**PROBLEM**
Output all lines exactly, with nothing added or dropped.

++++ DATA IN THIS EXERCISE

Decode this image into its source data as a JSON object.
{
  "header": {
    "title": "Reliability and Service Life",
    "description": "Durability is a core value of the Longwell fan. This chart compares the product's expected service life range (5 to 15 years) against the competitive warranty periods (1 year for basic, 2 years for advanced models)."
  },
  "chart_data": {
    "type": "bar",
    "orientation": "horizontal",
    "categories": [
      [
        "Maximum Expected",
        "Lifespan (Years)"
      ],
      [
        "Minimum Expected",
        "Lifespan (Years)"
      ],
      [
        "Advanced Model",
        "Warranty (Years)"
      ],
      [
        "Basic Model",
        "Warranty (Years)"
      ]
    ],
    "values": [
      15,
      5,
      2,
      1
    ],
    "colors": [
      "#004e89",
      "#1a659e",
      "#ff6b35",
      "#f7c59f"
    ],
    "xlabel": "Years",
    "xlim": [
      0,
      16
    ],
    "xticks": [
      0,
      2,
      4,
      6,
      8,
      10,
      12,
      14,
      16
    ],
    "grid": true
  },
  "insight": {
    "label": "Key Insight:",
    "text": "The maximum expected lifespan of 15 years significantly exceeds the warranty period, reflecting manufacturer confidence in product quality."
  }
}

++++++++

**THE SOLUTION**
Decode this image into its source data as a JSON object.
{
  "header": {
    "title": "Reliability and Service Life",
    "description": "Durability is a core value of the Longwell fan. This chart compares the product's expected service life range (5 to 15 years) against the competitive warranty periods (1 year for basic, 2 years for advanced models)."
  },
  "chart_data": {
    "type": "bar",
    "orientation": "horizontal",
    "categories": [
      [
        "Maximum Expected",
        "Lifespan (Years)"
      ],
      [
        "Minimum Expected",
        "Lifespan (Years)"
      ],
      [
        "Advanced Model",
        "Warranty (Years)"
      ],
      [
        "Basic Model",
        "Warranty (Years)"
      ]
    ],
    "values": [
      15,
      5,
      2,
      1
    ],
    "colors": [
      "#004e89",
      "#1a659e",
      "#ff6b35",
      "#f7c59f"
    ],
    "xlabel": "Years",
    "xlim": [
      0,
      16
    ],
    "xticks": [
      0,
      2,
      4,
      6,
      8,
      10,
      12,
      14,
      16
    ],
    "grid": true
  },
  "insight": {
    "label": "Key Insight:",
    "text": "The maximum expected lifespan of 15 years significantly exceeds the warranty period, reflecting manufacturer confidence in product quality."
  }
}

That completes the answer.